- [Extract to read]
Tuesday, February 06, 2007

3451 Why aid for economic development fails

and often hurts the very people it tries to help. In the late 1970s I had a wonderful 3.5 year contract as a bibliographer/reference librarian in agricultural economics. More specifically, I was paid by the U.S. Department of State, Agency for International Development, through a grant won by Ohio State University's College of Agriculture, Department of Economics who wanted a librarian to help develop a collection of research about how local, home-grown small grants for credit, not gifts, to people with little or nothing lifted families and villages out of poverty and hunger. To correct a problem created by an earlier group of well-intentioned social scientists in the 1950s-60s post-colonial era, these grants also went to women and to small collectives in rural areas. Perhaps it was credit to buy several sewing machines, or looms, small tools, or a working well for a village which could then sell the water. Savings and investments are concepts totally foreign to many cultures and I don't know the success rate of these programs over the long run. Really, compared to the amounts you think of as "aid," these grants were very small, but they were not Utopian or from the top-down. The aid went to the entrepreneurial and those with a network of family or friends who would use their services. And don't forget those of us along the way who were paying our mortgages, tuition and Lazarus' bills with these grants--we benefited too. It paved my career path for two more contracts, and then a 17 year faculty position in the Veterinary Medicine Library.

- [Entries shown]
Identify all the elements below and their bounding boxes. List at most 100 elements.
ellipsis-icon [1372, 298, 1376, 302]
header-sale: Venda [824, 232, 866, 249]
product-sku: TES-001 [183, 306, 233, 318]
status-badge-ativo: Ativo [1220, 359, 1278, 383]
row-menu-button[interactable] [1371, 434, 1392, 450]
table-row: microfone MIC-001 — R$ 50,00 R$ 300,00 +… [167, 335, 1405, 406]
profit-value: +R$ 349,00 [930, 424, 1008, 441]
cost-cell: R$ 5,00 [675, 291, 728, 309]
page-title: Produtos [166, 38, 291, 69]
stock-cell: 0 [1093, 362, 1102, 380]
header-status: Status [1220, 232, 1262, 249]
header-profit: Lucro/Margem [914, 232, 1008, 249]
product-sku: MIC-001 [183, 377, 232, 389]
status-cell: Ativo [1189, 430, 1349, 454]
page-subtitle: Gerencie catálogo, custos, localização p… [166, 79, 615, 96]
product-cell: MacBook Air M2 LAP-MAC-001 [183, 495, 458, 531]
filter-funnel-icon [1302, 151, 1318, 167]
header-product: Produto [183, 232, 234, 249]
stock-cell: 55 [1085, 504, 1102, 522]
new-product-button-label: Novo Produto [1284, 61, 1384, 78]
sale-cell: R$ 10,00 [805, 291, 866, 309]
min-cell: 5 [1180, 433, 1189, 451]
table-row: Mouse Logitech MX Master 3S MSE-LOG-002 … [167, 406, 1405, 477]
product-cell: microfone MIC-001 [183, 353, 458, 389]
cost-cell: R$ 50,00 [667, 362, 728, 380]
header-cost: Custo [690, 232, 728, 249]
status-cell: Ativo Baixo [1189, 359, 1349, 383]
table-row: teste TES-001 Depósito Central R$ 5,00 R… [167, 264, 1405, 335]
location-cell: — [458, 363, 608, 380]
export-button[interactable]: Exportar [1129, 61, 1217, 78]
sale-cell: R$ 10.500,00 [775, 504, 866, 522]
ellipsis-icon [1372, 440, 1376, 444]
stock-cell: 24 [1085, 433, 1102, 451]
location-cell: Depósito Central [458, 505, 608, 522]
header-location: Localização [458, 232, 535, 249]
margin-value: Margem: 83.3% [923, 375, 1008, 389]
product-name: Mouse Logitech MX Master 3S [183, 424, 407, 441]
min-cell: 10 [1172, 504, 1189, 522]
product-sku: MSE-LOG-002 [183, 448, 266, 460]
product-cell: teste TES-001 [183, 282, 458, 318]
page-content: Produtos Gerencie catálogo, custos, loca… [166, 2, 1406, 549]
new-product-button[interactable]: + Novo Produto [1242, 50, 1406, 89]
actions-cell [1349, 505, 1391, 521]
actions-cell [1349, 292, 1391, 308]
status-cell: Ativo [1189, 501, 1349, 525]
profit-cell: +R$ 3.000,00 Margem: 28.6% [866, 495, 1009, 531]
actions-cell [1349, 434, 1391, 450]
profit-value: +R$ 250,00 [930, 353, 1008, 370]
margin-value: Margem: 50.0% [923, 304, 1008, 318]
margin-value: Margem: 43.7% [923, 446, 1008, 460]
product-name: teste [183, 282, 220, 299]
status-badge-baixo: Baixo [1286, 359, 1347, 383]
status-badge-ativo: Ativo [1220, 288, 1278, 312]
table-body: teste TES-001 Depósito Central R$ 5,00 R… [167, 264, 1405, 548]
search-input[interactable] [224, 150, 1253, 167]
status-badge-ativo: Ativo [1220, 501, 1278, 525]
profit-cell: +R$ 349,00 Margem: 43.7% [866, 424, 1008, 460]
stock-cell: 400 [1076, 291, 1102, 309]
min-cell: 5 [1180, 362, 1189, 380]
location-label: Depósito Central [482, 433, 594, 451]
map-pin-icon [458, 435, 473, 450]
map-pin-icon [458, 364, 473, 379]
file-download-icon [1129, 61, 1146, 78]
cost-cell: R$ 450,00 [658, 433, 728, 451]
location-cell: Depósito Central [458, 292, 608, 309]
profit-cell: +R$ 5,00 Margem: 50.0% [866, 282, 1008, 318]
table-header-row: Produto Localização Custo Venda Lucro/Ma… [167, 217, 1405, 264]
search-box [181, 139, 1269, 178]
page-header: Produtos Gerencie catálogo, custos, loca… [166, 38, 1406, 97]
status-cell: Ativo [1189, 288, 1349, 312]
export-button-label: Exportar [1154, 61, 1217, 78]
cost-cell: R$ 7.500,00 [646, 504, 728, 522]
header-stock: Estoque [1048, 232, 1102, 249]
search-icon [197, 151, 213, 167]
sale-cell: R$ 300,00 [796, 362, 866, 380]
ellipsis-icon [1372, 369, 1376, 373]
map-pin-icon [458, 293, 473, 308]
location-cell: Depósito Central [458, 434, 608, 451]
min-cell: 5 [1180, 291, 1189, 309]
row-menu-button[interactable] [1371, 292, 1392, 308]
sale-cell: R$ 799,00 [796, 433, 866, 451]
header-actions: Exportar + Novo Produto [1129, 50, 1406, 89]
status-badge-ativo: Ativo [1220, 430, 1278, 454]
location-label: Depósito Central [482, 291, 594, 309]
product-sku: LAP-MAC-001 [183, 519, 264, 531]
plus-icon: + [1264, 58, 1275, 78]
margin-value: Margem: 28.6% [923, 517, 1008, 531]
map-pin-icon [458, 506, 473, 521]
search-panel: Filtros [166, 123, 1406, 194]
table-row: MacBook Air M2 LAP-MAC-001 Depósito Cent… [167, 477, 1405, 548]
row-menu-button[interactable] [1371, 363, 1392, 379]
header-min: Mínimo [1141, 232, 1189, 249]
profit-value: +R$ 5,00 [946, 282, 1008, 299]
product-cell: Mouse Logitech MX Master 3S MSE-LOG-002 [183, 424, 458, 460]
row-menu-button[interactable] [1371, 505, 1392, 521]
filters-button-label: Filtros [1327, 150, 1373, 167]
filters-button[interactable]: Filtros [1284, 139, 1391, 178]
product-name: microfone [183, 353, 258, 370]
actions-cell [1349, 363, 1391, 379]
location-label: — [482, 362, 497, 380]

- [Exercise requirements]
1. In the post about aid for economic development, which agency paid for the writer's contract as a bibliographer/reference librarian?
2. Say whether each statement agrees with the post about aid for economic development, and quote the words that decide it: (a) The writer's contract in agricultural economics lasted 3.5 years. (b) The small grants were given as gifts rather than credit. (c) The writer knows how successful these programs were over the long run.
3. Write the next part of the post about aid for economic development, picking up after its last sentence.
The records are not needed for what follows.

- [Responses in order]
1. The U.S. Department of State, Agency for International Development.

2.
(a) Yes: "a wonderful 3.5 year contract as a bibliographer/reference librarian in agricultural economics."
(b) No: "small grants for credit, not gifts."
(c) No: "I don't know the success rate of these programs over the long run."

3.
Western interference in the economies, politics and cultures of third world developing countries has not turned out well. The American left loves to point fingers at Christian missionaries who started hospitals, schools, churches and developed a written language for Africans, Asians, and Islanders, but their footprints are tiny compared to the disaster of foreign aid from Europe and the U.S. The missionaries at least were accountable to God and their denomination; the governments and the U.N. agencies who soaked the guilt-swamped for more money funded various interventions in their societies which were accountable to no one, not even us taxpayers, elevating a class of dictators, bureaucrats and home grown thieves.

For all the statistics and scholarly stuff, check The White Man's Burden; why the West's efforts to aid the rest have done so much ill and so little good, by William Easterly (Penguin Press, 2006) and The Trouble with Africa; why foreign aid isn't working, by Robert Calderisi (Palgrave Macmillan, 2006). Both authors were officials with the World Bank (one for 16 years, the other for 30) and have seen this problem from the inside out. And just to balance out your public library's collection, you might recommend either or both titles, after you've done your own research. [UAPL owns 2 copies of the Easterly title.]

Some reviewers found Easterly's writing style "cynical and breezy" choosing to criticize how he said it--even his chapter headings--rather than what he said. This is a tried and true method to keep people from reading or buying a book. One review of the Calderisi book starts out by comparing the number of people who died in the WTC with the number of Africans who die of AIDS, and how much the EU spends helping its own farmers. This is also a diversionary tactic to not deal with the book in hand. Build a straw book and burn it. Easterly and Calderisi clearly show that aid has not produced the desired results; Africans are now being victimized by their own rather than Europeans. The naysayers will want to kill the messenger and want to do business as usual either from guilt or because they are in the money pipeline.